▸ THE TASK
From the entries that follow, pick out all lines holding "처리해야".

-- DATA SHOWN start --

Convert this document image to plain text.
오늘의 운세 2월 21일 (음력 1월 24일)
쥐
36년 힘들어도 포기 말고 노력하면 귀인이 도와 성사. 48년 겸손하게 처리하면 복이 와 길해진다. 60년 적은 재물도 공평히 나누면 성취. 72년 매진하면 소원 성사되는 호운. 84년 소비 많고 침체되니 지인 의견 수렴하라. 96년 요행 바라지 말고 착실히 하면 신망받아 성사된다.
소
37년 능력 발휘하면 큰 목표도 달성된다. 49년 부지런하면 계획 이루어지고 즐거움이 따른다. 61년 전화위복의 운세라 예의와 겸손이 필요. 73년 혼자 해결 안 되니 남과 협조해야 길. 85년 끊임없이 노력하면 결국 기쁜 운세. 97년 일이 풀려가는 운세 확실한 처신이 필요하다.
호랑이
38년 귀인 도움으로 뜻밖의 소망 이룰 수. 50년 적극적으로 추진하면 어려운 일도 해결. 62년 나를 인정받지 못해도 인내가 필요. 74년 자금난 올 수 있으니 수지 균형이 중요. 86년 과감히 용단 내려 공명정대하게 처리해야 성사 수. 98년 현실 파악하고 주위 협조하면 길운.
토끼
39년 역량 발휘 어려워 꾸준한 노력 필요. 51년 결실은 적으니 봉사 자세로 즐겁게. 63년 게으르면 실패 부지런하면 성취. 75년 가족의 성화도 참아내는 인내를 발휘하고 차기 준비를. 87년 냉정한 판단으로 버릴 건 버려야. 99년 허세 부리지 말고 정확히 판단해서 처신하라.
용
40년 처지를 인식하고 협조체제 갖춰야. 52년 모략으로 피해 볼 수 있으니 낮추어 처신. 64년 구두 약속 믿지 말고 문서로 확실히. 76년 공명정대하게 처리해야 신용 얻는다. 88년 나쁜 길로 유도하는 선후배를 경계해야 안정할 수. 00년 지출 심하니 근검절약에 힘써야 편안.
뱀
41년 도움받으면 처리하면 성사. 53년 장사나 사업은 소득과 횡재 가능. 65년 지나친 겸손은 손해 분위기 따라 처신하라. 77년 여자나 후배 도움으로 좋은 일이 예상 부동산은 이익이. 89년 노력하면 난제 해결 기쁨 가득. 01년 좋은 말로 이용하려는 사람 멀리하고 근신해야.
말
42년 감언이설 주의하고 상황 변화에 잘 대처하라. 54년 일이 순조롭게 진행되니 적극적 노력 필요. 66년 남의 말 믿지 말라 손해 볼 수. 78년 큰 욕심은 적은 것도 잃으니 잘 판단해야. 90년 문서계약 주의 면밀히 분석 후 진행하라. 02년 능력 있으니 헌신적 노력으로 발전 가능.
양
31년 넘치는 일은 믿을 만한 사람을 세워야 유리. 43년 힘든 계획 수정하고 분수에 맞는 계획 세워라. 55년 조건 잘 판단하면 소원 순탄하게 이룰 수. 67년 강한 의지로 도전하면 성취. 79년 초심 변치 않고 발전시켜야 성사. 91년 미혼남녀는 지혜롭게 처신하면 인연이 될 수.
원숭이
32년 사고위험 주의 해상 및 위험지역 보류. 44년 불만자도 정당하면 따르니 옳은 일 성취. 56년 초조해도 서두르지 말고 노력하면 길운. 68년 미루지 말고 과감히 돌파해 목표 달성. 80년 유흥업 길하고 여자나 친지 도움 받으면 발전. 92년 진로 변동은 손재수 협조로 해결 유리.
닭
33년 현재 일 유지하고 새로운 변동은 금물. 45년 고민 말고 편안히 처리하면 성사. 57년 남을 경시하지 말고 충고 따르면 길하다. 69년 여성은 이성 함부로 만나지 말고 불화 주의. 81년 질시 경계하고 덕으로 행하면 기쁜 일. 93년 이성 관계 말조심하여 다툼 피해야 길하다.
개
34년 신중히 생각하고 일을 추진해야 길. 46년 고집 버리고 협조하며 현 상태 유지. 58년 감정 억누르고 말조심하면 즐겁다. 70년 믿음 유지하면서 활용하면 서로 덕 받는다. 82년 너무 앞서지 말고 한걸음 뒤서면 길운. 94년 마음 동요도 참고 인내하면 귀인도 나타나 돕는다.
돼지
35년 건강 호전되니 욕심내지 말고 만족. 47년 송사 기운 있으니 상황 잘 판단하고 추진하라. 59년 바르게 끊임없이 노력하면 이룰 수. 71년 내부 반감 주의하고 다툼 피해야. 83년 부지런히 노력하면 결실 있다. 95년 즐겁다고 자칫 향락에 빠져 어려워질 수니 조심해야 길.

-- DATA SHOWN end --

▸ FINISHED EXERCISE
38년 귀인 도움으로 뜻밖의 소망 이룰 수. 50년 적극적으로 추진하면 어려운 일도 해결. 62년 나를 인정받지 못해도 인내가 필요. 74년 자금난 올 수 있으니 수지 균형이 중요. 86년 과감히 용단 내려 공명정대하게 처리해야 성사 수. 98년 현실 파악하고 주위 협조하면 길운.
40년 처지를 인식하고 협조체제 갖춰야. 52년 모략으로 피해 볼 수 있으니 낮추어 처신. 64년 구두 약속 믿지 말고 문서로 확실히. 76년 공명정대하게 처리해야 신용 얻는다. 88년 나쁜 길로 유도하는 선후배를 경계해야 안정할 수. 00년 지출 심하니 근검절약에 힘써야 편안.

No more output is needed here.